◆ Task description ◆
Word for word, copy all the data and drop the pictures.

◆ Available records ◆
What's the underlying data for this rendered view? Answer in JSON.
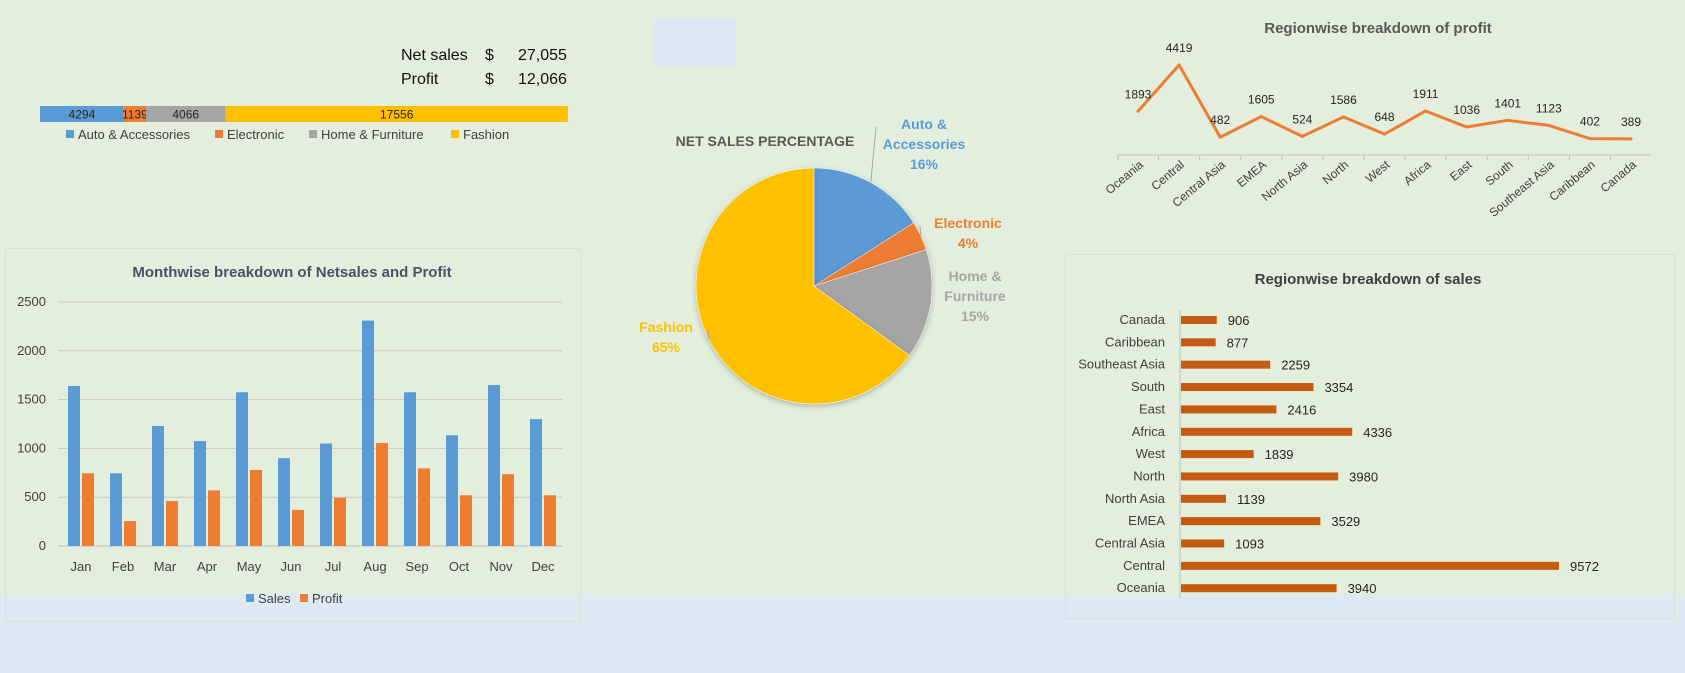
{
  "kpis": {
    "net_sales": {
      "label": "Net sales",
      "currency": "$",
      "value": "27,055"
    },
    "profit": {
      "label": "Profit",
      "currency": "$",
      "value": "12,066"
    }
  },
  "colors": {
    "blue": "#5b9bd5",
    "orange": "#ed7d31",
    "gray": "#a5a5a5",
    "gold": "#ffc000",
    "rust": "#c55a11"
  },
  "chart_data": [
    {
      "type": "bar",
      "orientation": "stacked-horizontal",
      "title": "",
      "series": [
        {
          "name": "Auto & Accessories",
          "values": [
            4294
          ]
        },
        {
          "name": "Electronic",
          "values": [
            1139
          ]
        },
        {
          "name": "Home & Furniture",
          "values": [
            4066
          ]
        },
        {
          "name": "Fashion",
          "values": [
            17556
          ]
        }
      ],
      "legend": "bottom"
    },
    {
      "type": "pie",
      "title": "NET SALES PERCENTAGE",
      "slices": [
        {
          "label": "Auto &\nAccessories",
          "value": 16,
          "pct": "16%"
        },
        {
          "label": "Electronic",
          "value": 4,
          "pct": "4%"
        },
        {
          "label": "Home &\nFurniture",
          "value": 15,
          "pct": "15%"
        },
        {
          "label": "Fashion",
          "value": 65,
          "pct": "65%"
        }
      ]
    },
    {
      "type": "line",
      "title": "Regionwise breakdown of profit",
      "categories": [
        "Oceania",
        "Central",
        "Central Asia",
        "EMEA",
        "North Asia",
        "North",
        "West",
        "Africa",
        "East",
        "South",
        "Southeast Asia",
        "Caribbean",
        "Canada"
      ],
      "values": [
        1893,
        4419,
        482,
        1605,
        524,
        1586,
        648,
        1911,
        1036,
        1401,
        1123,
        402,
        389
      ]
    },
    {
      "type": "bar",
      "title": "Monthwise breakdown of Netsales and Profit",
      "categories": [
        "Jan",
        "Feb",
        "Mar",
        "Apr",
        "May",
        "Jun",
        "Jul",
        "Aug",
        "Sep",
        "Oct",
        "Nov",
        "Dec"
      ],
      "series": [
        {
          "name": "Sales",
          "values": [
            1640,
            745,
            1230,
            1075,
            1575,
            900,
            1050,
            2310,
            1575,
            1135,
            1650,
            1300
          ]
        },
        {
          "name": "Profit",
          "values": [
            745,
            255,
            460,
            570,
            780,
            370,
            495,
            1055,
            795,
            520,
            735,
            520
          ]
        }
      ],
      "ylim": [
        0,
        2500
      ],
      "yticks": [
        "0",
        "500",
        "1000",
        "1500",
        "2000",
        "2500"
      ],
      "grid": true,
      "legend": "bottom"
    },
    {
      "type": "bar",
      "orientation": "horizontal",
      "title": "Regionwise breakdown of sales",
      "categories": [
        "Canada",
        "Caribbean",
        "Southeast Asia",
        "South",
        "East",
        "Africa",
        "West",
        "North",
        "North Asia",
        "EMEA",
        "Central Asia",
        "Central",
        "Oceania"
      ],
      "values": [
        906,
        877,
        2259,
        3354,
        2416,
        4336,
        1839,
        3980,
        1139,
        3529,
        1093,
        9572,
        3940
      ]
    }
  ]
}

◆ Output for this exercise ◆
What's the underlying data for this rendered view? Answer in JSON.
{
  "kpis": {
    "net_sales": {
      "label": "Net sales",
      "currency": "$",
      "value": "27,055"
    },
    "profit": {
      "label": "Profit",
      "currency": "$",
      "value": "12,066"
    }
  },
  "colors": {
    "blue": "#5b9bd5",
    "orange": "#ed7d31",
    "gray": "#a5a5a5",
    "gold": "#ffc000",
    "rust": "#c55a11"
  },
  "chart_data": [
    {
      "type": "bar",
      "orientation": "stacked-horizontal",
      "title": "",
      "series": [
        {
          "name": "Auto & Accessories",
          "values": [
            4294
          ]
        },
        {
          "name": "Electronic",
          "values": [
            1139
          ]
        },
        {
          "name": "Home & Furniture",
          "values": [
            4066
          ]
        },
        {
          "name": "Fashion",
          "values": [
            17556
          ]
        }
      ],
      "legend": "bottom"
    },
    {
      "type": "pie",
      "title": "NET SALES PERCENTAGE",
      "slices": [
        {
          "label": "Auto &\nAccessories",
          "value": 16,
          "pct": "16%"
        },
        {
          "label": "Electronic",
          "value": 4,
          "pct": "4%"
        },
        {
          "label": "Home &\nFurniture",
          "value": 15,
          "pct": "15%"
        },
        {
          "label": "Fashion",
          "value": 65,
          "pct": "65%"
        }
      ]
    },
    {
      "type": "line",
      "title": "Regionwise breakdown of profit",
      "categories": [
        "Oceania",
        "Central",
        "Central Asia",
        "EMEA",
        "North Asia",
        "North",
        "West",
        "Africa",
        "East",
        "South",
        "Southeast Asia",
        "Caribbean",
        "Canada"
      ],
      "values": [
        1893,
        4419,
        482,
        1605,
        524,
        1586,
        648,
        1911,
        1036,
        1401,
        1123,
        402,
        389
      ]
    },
    {
      "type": "bar",
      "title": "Monthwise breakdown of Netsales and Profit",
      "categories": [
        "Jan",
        "Feb",
        "Mar",
        "Apr",
        "May",
        "Jun",
        "Jul",
        "Aug",
        "Sep",
        "Oct",
        "Nov",
        "Dec"
      ],
      "series": [
        {
          "name": "Sales",
          "values": [
            1640,
            745,
            1230,
            1075,
            1575,
            900,
            1050,
            2310,
            1575,
            1135,
            1650,
            1300
          ]
        },
        {
          "name": "Profit",
          "values": [
            745,
            255,
            460,
            570,
            780,
            370,
            495,
            1055,
            795,
            520,
            735,
            520
          ]
        }
      ],
      "ylim": [
        0,
        2500
      ],
      "yticks": [
        "0",
        "500",
        "1000",
        "1500",
        "2000",
        "2500"
      ],
      "grid": true,
      "legend": "bottom"
    },
    {
      "type": "bar",
      "orientation": "horizontal",
      "title": "Regionwise breakdown of sales",
      "categories": [
        "Canada",
        "Caribbean",
        "Southeast Asia",
        "South",
        "East",
        "Africa",
        "West",
        "North",
        "North Asia",
        "EMEA",
        "Central Asia",
        "Central",
        "Oceania"
      ],
      "values": [
        906,
        877,
        2259,
        3354,
        2416,
        4336,
        1839,
        3980,
        1139,
        3529,
        1093,
        9572,
        3940
      ]
    }
  ]
}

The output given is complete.